→ **Set task**:
Write out the records beneath this line exactly as they appear, minus any images.

Stored items from a collection

^^^^^^^^^^^^^^^^

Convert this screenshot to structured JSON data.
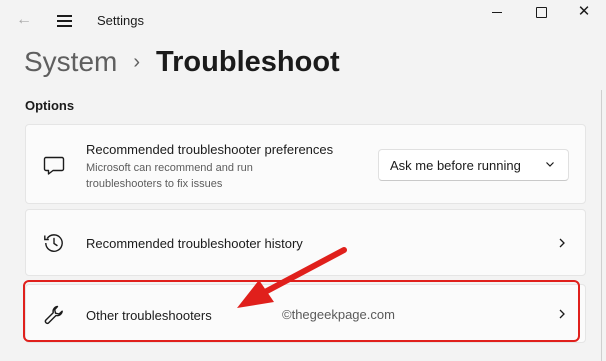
{
  "window": {
    "title": "Settings",
    "back_icon": "back-arrow-icon",
    "menu_icon": "hamburger-menu-icon",
    "controls": [
      "minimize-icon",
      "maximize-icon",
      "close-icon"
    ]
  },
  "breadcrumb": {
    "parent": "System",
    "separator": "›",
    "current": "Troubleshoot"
  },
  "section": {
    "label": "Options"
  },
  "cards": {
    "preferences": {
      "icon": "chat-feedback-icon",
      "title": "Recommended troubleshooter preferences",
      "description": "Microsoft can recommend and run troubleshooters to fix issues",
      "dropdown_value": "Ask me before running"
    },
    "history": {
      "icon": "history-clock-icon",
      "title": "Recommended troubleshooter history"
    },
    "other": {
      "icon": "wrench-icon",
      "title": "Other troubleshooters"
    }
  },
  "annotation": {
    "watermark": "©thegeekpage.com",
    "highlight_color": "#e0201c"
  }
}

^^^^^^^^^^^^^^^^

→ **Answer to this task**:
Convert this screenshot to structured JSON data.
{
  "window": {
    "title": "Settings",
    "back_icon": "back-arrow-icon",
    "menu_icon": "hamburger-menu-icon",
    "controls": [
      "minimize-icon",
      "maximize-icon",
      "close-icon"
    ]
  },
  "breadcrumb": {
    "parent": "System",
    "separator": "›",
    "current": "Troubleshoot"
  },
  "section": {
    "label": "Options"
  },
  "cards": {
    "preferences": {
      "icon": "chat-feedback-icon",
      "title": "Recommended troubleshooter preferences",
      "description": "Microsoft can recommend and run troubleshooters to fix issues",
      "dropdown_value": "Ask me before running"
    },
    "history": {
      "icon": "history-clock-icon",
      "title": "Recommended troubleshooter history"
    },
    "other": {
      "icon": "wrench-icon",
      "title": "Other troubleshooters"
    }
  },
  "annotation": {
    "watermark": "©thegeekpage.com",
    "highlight_color": "#e0201c"
  }
}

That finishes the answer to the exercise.